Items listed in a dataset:
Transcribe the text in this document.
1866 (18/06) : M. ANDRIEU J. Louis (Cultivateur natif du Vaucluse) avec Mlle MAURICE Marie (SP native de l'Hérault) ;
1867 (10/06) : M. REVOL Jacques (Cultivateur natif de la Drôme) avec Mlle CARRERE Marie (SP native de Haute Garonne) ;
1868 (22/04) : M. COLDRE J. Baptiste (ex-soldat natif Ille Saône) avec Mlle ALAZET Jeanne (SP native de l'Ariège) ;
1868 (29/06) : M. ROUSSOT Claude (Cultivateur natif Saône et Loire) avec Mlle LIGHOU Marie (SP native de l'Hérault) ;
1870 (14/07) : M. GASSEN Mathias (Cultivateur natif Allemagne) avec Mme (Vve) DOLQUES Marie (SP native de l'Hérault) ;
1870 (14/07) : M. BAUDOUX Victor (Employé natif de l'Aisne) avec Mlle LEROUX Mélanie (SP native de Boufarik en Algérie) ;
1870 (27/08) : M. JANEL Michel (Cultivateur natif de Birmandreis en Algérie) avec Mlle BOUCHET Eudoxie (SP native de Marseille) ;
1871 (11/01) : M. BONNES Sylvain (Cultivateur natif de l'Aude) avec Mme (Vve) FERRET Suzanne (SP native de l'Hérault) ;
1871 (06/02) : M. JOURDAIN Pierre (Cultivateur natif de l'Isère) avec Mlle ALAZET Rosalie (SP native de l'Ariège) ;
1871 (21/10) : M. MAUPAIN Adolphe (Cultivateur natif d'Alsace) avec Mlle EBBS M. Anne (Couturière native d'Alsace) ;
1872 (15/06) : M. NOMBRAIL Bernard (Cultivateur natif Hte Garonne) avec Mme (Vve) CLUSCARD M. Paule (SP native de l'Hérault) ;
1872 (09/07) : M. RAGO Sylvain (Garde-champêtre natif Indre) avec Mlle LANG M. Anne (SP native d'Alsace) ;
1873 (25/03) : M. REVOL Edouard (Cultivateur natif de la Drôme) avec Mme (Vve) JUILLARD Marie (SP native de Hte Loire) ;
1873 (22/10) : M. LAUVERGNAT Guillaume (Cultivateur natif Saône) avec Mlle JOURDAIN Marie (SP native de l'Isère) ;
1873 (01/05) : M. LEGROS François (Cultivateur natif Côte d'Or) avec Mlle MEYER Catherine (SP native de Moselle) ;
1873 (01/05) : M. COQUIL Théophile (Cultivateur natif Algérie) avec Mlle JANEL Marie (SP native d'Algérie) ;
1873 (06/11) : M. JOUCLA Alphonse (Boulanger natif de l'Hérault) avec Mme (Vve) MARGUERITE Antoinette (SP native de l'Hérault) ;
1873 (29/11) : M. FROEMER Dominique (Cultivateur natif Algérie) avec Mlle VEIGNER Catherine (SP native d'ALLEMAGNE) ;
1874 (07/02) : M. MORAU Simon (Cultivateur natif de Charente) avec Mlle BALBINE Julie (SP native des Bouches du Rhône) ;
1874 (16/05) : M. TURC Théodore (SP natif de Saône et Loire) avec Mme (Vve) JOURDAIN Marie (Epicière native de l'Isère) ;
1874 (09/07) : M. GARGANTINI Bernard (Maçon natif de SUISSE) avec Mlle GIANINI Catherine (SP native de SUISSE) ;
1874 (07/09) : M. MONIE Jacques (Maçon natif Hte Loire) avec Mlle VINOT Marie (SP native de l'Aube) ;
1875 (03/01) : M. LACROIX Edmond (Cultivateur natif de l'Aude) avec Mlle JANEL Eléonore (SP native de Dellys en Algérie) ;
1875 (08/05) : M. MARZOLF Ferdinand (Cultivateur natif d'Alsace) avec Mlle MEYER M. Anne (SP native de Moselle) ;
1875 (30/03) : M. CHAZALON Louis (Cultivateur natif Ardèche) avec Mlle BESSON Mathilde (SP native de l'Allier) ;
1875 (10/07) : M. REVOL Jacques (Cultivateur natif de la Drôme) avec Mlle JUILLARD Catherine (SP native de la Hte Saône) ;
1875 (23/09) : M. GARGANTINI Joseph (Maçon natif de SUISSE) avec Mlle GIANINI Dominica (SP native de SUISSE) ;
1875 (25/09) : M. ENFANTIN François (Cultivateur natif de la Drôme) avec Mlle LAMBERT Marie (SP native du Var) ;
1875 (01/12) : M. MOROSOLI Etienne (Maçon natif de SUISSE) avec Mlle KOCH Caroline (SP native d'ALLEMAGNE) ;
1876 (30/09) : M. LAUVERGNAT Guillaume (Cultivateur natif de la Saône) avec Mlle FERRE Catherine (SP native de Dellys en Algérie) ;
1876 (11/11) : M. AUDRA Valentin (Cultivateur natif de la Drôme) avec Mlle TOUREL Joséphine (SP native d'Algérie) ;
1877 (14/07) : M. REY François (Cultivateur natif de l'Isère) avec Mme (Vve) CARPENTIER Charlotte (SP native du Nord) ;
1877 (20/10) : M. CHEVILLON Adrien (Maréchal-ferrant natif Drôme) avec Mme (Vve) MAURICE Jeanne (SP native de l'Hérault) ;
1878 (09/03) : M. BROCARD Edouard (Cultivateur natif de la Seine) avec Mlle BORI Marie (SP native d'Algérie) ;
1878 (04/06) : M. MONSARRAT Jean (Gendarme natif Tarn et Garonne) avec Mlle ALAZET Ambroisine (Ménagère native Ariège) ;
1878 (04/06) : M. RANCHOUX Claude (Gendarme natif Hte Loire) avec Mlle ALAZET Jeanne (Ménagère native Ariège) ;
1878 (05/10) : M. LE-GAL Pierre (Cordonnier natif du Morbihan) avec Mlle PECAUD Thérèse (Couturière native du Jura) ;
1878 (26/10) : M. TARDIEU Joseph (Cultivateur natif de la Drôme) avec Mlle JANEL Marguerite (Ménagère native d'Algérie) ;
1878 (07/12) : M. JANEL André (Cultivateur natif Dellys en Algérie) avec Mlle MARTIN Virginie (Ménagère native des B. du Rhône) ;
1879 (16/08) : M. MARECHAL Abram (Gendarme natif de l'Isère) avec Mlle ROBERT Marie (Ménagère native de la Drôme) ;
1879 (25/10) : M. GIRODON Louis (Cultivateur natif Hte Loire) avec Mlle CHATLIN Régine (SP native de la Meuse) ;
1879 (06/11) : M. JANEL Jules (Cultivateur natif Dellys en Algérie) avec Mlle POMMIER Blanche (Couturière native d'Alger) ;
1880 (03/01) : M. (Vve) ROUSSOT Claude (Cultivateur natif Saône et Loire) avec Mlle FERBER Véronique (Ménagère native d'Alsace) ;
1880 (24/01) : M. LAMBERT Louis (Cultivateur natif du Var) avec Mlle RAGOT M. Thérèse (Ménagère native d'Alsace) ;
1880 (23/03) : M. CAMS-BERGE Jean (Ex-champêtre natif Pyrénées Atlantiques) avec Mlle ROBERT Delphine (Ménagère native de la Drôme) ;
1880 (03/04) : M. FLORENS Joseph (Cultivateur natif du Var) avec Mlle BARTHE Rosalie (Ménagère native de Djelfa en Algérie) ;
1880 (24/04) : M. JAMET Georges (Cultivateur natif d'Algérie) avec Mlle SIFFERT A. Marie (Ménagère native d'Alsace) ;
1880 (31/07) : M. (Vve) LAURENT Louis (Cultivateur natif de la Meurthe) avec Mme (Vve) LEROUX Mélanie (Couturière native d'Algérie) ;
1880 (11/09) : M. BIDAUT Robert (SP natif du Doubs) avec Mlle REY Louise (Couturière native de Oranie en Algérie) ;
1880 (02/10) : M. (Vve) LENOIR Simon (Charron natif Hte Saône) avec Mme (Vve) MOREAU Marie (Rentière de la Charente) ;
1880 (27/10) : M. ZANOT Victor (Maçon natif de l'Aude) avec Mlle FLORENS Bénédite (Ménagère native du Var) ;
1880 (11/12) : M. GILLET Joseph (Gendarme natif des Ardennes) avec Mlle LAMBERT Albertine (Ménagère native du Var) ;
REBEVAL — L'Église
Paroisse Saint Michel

* [Written exercise]:
Search the data for "ROUSSOT". Copy every line that has it.

* [Full output]:
1868 (29/06) : M. ROUSSOT Claude (Cultivateur natif Saône et Loire) avec Mlle LIGHOU Marie (SP native de l'Hérault) ;
1880 (03/01) : M. (Vve) ROUSSOT Claude (Cultivateur natif Saône et Loire) avec Mlle FERBER Véronique (Ménagère native d'Alsace) ;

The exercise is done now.